§ **YOUR TASK**:
Count each line below that has "نقله" anywhere in it. Answer with the total alone.

§ **RECORDS FOR THIS EXERCISE**:
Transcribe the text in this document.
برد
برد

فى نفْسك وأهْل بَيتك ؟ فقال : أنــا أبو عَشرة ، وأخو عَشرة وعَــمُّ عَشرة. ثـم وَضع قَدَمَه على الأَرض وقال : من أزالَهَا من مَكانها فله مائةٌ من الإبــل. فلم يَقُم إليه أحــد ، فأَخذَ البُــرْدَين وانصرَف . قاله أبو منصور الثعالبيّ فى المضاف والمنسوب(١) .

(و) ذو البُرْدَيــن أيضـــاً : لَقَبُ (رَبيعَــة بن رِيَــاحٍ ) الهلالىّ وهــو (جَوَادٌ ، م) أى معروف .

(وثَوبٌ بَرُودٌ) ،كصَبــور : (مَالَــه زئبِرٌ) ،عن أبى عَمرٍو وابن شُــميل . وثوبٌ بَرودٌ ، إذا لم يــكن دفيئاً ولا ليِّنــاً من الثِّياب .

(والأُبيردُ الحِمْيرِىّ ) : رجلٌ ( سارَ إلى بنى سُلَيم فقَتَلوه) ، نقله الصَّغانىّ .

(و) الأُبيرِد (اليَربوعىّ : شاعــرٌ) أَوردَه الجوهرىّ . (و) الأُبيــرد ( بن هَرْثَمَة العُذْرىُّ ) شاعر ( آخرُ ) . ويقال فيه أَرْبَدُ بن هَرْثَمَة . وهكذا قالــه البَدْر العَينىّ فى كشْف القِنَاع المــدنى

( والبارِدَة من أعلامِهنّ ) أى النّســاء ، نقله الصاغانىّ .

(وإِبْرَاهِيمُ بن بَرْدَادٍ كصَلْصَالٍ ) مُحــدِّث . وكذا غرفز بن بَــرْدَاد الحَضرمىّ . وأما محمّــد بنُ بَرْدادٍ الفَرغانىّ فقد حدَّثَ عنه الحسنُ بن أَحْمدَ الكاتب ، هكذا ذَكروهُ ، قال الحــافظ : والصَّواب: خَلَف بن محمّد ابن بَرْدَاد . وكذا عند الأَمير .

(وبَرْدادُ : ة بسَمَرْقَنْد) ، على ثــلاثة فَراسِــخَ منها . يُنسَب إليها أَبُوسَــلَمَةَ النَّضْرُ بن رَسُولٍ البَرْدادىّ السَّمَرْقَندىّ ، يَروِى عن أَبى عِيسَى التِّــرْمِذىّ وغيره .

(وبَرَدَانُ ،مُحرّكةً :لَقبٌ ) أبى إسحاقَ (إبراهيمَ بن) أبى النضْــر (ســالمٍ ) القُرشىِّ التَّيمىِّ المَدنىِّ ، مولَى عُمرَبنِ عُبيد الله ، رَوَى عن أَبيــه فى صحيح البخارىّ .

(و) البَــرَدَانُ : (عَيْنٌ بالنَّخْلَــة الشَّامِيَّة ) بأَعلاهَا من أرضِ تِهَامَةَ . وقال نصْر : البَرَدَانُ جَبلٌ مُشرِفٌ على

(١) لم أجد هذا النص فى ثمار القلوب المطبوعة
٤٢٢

§ **EXERCISE SOLUTION**:
2